Required actions:
**a.** In the text on graphemes and code points, which two code points encode é?
**b.** Continue the text on graphemes and code points, starting after its last sentence.

Text shown:
— Start —

A grapheme is what the user thinks of as a single character

You don’t want to operate on code points. A code point is not a unit of writing; one code point is not always a single character. What you should be iterating on is called “extended grapheme clusters”, or graphemes for short. A grapheme is a minimally distinctive unit of writing in the context of a particular writing system. ö is one grapheme. é is one too. And 각.

For example, é (a single grapheme) is encoded in Unicode as e (U+0065 Latin Small Letter E) + ´ (U+0301 Combining Acute Accent). Two code points!

☹️ is U+2639 + U+FE0F
👨‍🏭 is U+1F468 + U+200D + U+1F3ED
🚵🏻‍♀️ is U+1F6B5 + U+1F3FB + U+200D + U+2640 + U+FE0F
y̖̠͍̘͇͗̏̽̎͞ is U+0079 + U+0316 + U+0320 + U+034D + U+0318 + U+0347 + U+0357 + U+030F + U+033D + U+030E + U+035E

What’s ”🤦🏼‍♂️”.length?

Different programming languages will happily give you different answers.

Python 3:

>>> len("🤦🏼‍♂️")
5

JavaScript / Java / C#:

>> "🤦🏼‍♂️".length
7

Rust:

println!("{}", "🤦🏼‍♂️".len());
// => 17

As you can guess, different languages use different internal string representations (UTF-32, UTF-16, UTF-8) and report length in whatever units they store characters in (ints, shorts, bytes).

— End —

Given material:
— Start —

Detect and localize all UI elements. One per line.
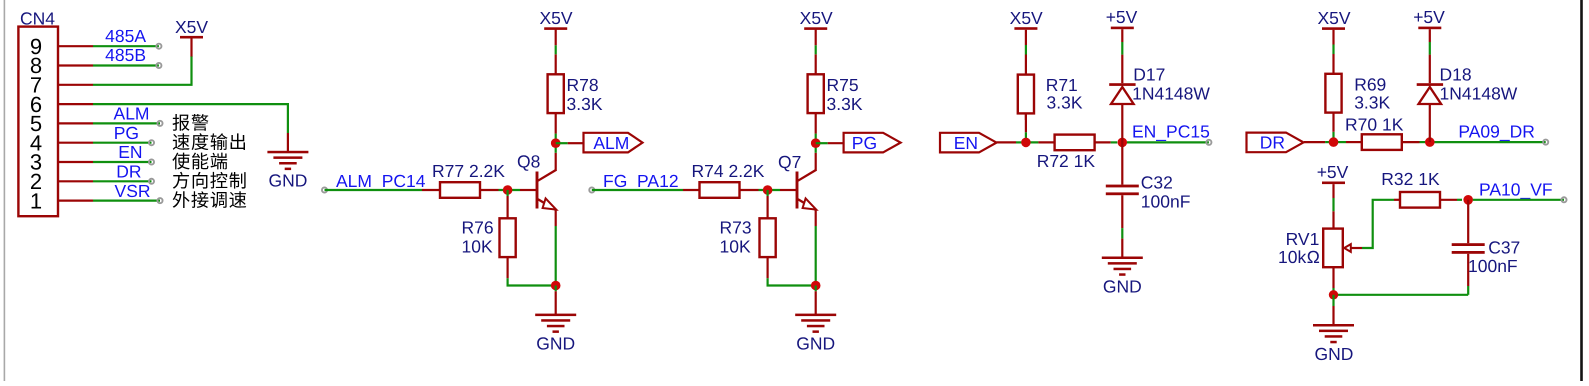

— End —

Final results:
**a.** U+0065 (Latin Small Letter E) and U+0301 (Combining Acute Accent).

**b.**
BUT! If you ask any normal person, one that isn’t burdened with computer internals, they’ll give you a straight answer: 1. The length of 🤦🏼‍♂️ string is 1.

That’s what extended grapheme clusters are all about: what humans perceive as a single character. And in this case, 🤦🏼‍♂️ is undoubtedly a single character.

The fact that 🤦🏼‍♂️ consists of 5 code points (U+1F926 U+1F3FB U+200D U+2642 U+FE0F) is mere implementation detail. It should not be broken apart, it should not be counted as multiple characters, the text cursor should not be positioned inside it, it shouldn’t be partially selected, etc.

For all intensive purposes, this is an atomic unit of text. Internally, it could be encoded whatever, but for user-facing API, it should be treated as a whole.

Term Comparison

Views of 💩

💩 can be represented by a single unicode code point U+1F4A9

Concept	Value	Explanation
Grapheme Cluster	💩	A single grapheme cluster (no combining marks or ZWJ in this case)
Name	PILE OF POO	Unicode standard name
Integer code point	`128169`
Hex code point	`1F4A9`
Unicode Code Point	`U+1F4A9`	The official Unicode code point
UTF-8 Encoding	`F0 9F 92 A9`	4 bytes. UTF-8 encodes code points using 1–4 bytes
UTF-16 Encoding	`D83D DCA9`	4 bytes using surrogate pairs (two 16-bit code units)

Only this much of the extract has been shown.